--- Task statement ---
Look for the string "currency" in every line, and copy each line that has it.

--- Records ---
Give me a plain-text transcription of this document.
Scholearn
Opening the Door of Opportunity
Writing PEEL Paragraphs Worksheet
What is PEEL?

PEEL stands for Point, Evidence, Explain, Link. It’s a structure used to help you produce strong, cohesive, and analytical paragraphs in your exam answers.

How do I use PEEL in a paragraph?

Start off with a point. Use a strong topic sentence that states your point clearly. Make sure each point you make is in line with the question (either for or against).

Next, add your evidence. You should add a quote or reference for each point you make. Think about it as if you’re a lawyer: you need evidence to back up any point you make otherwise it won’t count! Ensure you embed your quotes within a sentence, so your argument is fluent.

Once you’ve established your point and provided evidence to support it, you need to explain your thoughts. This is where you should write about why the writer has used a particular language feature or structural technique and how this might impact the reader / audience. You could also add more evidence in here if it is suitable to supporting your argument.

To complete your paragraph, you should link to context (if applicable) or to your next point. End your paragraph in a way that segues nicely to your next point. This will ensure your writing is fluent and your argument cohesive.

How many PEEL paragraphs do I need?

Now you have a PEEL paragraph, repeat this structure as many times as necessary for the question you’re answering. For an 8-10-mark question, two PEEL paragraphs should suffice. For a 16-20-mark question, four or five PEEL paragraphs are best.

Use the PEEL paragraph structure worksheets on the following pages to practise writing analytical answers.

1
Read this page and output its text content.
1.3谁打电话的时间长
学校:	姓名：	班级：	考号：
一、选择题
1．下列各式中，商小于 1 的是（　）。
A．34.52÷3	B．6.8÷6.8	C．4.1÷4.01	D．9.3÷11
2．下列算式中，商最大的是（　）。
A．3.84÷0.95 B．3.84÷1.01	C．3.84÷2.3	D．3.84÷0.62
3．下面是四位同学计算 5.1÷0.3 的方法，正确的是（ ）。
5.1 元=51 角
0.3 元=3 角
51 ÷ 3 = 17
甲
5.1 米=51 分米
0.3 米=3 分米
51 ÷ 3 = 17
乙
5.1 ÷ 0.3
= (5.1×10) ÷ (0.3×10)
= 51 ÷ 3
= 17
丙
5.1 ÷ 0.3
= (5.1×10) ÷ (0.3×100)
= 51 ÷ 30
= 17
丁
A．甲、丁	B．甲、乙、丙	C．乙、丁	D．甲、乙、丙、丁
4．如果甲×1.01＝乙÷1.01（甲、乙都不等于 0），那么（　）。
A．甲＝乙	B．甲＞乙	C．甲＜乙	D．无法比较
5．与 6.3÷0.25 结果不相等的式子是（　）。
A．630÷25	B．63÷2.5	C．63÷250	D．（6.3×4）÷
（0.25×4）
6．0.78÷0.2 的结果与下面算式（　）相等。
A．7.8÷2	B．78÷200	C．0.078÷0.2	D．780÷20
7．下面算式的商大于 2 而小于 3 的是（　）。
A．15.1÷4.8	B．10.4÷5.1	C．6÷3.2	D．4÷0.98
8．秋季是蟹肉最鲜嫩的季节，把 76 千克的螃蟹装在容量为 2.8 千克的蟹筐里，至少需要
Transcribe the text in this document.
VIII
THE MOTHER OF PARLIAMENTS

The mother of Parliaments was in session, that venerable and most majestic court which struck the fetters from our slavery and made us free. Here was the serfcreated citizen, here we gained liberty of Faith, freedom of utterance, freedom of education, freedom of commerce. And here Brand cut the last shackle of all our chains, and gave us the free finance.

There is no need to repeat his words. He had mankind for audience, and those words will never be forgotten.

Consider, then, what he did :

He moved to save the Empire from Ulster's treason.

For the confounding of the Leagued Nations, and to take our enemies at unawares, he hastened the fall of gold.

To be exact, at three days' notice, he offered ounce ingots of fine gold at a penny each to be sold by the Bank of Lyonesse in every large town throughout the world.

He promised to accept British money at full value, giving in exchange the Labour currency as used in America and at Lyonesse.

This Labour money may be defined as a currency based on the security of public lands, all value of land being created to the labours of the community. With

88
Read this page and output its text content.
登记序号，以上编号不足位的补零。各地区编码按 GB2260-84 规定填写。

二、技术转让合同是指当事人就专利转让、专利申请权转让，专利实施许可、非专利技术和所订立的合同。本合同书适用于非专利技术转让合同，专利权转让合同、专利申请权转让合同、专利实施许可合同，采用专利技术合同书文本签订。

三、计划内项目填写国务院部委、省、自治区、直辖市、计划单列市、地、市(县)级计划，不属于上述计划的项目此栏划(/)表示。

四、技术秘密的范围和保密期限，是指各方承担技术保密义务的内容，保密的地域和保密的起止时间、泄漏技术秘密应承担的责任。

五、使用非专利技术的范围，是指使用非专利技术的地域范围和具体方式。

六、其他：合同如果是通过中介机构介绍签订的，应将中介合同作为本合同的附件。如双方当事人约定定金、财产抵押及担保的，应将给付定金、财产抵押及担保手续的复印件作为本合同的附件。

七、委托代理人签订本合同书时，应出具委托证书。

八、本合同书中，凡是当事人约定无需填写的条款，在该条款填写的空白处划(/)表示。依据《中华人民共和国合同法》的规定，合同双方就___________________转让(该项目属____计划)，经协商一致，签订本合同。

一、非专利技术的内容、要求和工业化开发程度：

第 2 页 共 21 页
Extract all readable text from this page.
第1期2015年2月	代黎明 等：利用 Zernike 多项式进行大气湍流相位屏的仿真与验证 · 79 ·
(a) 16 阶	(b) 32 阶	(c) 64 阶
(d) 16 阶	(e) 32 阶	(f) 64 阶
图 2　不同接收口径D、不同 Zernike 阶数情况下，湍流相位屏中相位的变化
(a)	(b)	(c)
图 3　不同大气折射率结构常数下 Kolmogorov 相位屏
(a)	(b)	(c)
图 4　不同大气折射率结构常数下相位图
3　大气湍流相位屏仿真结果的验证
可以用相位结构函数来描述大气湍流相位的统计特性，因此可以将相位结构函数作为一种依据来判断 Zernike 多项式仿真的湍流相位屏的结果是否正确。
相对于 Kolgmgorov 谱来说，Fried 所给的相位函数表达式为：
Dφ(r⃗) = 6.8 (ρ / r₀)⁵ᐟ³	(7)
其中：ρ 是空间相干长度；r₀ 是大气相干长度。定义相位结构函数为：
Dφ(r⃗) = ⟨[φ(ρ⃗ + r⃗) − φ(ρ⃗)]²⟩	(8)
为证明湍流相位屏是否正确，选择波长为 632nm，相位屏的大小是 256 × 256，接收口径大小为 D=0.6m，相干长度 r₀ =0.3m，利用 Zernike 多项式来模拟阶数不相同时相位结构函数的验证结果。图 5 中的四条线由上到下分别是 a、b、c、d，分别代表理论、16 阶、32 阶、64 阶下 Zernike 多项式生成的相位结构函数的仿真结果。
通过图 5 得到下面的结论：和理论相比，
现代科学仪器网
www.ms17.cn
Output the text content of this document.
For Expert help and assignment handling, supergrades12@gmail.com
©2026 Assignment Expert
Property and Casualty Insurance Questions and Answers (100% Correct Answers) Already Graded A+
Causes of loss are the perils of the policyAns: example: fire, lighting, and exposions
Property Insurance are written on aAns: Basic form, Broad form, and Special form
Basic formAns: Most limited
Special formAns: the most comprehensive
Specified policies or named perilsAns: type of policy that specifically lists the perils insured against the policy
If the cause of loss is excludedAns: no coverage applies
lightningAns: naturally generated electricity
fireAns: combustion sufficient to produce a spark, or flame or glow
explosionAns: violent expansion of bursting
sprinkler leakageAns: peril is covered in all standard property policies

--- Answer to this exercise ---
He promised to accept British money at full value, giving in exchange the Labour currency as used in America and at Lyonesse.
This Labour money may be defined as a currency based on the security of public lands, all value of land being created to the labours of the community. With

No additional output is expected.